(THE TASK)
Copy out each line exactly as it appears.

─── EXERCISE INPUT

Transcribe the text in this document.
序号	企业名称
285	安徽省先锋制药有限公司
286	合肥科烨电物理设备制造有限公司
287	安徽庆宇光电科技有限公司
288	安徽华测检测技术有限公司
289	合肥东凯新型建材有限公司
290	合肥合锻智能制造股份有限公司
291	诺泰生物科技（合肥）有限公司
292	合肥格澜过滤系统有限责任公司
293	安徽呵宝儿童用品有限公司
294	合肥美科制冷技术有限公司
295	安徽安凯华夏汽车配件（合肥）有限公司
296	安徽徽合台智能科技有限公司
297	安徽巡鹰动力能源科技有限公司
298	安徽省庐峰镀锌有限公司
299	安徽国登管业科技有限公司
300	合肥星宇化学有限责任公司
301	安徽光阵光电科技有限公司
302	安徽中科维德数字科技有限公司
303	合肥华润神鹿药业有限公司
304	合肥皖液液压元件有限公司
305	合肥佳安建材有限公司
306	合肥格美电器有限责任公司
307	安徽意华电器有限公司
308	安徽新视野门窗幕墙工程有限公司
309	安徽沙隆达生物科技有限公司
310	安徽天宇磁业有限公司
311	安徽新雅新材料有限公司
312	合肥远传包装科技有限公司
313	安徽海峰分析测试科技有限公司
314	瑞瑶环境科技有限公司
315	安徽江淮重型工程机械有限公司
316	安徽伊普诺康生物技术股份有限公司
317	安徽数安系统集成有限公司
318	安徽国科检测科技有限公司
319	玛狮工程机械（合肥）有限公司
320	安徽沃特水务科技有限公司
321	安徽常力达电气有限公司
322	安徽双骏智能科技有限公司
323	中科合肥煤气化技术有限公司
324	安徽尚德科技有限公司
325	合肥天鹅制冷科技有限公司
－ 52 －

──────

(RESULT OF THE TASK)
Transcribe the text in this document.
序号	企业名称
285	安徽省先锋制药有限公司
286	合肥科烨电物理设备制造有限公司
287	安徽庆宇光电科技有限公司
288	安徽华测检测技术有限公司
289	合肥东凯新型建材有限公司
290	合肥合锻智能制造股份有限公司
291	诺泰生物科技（合肥）有限公司
292	合肥格澜过滤系统有限责任公司
293	安徽呵宝儿童用品有限公司
294	合肥美科制冷技术有限公司
295	安徽安凯华夏汽车配件（合肥）有限公司
296	安徽徽合台智能科技有限公司
297	安徽巡鹰动力能源科技有限公司
298	安徽省庐峰镀锌有限公司
299	安徽国登管业科技有限公司
300	合肥星宇化学有限责任公司
301	安徽光阵光电科技有限公司
302	安徽中科维德数字科技有限公司
303	合肥华润神鹿药业有限公司
304	合肥皖液液压元件有限公司
305	合肥佳安建材有限公司
306	合肥格美电器有限责任公司
307	安徽意华电器有限公司
308	安徽新视野门窗幕墙工程有限公司
309	安徽沙隆达生物科技有限公司
310	安徽天宇磁业有限公司
311	安徽新雅新材料有限公司
312	合肥远传包装科技有限公司
313	安徽海峰分析测试科技有限公司
314	瑞瑶环境科技有限公司
315	安徽江淮重型工程机械有限公司
316	安徽伊普诺康生物技术股份有限公司
317	安徽数安系统集成有限公司
318	安徽国科检测科技有限公司
319	玛狮工程机械（合肥）有限公司
320	安徽沃特水务科技有限公司
321	安徽常力达电气有限公司
322	安徽双骏智能科技有限公司
323	中科合肥煤气化技术有限公司
324	安徽尚德科技有限公司
325	合肥天鹅制冷科技有限公司
－ 52 －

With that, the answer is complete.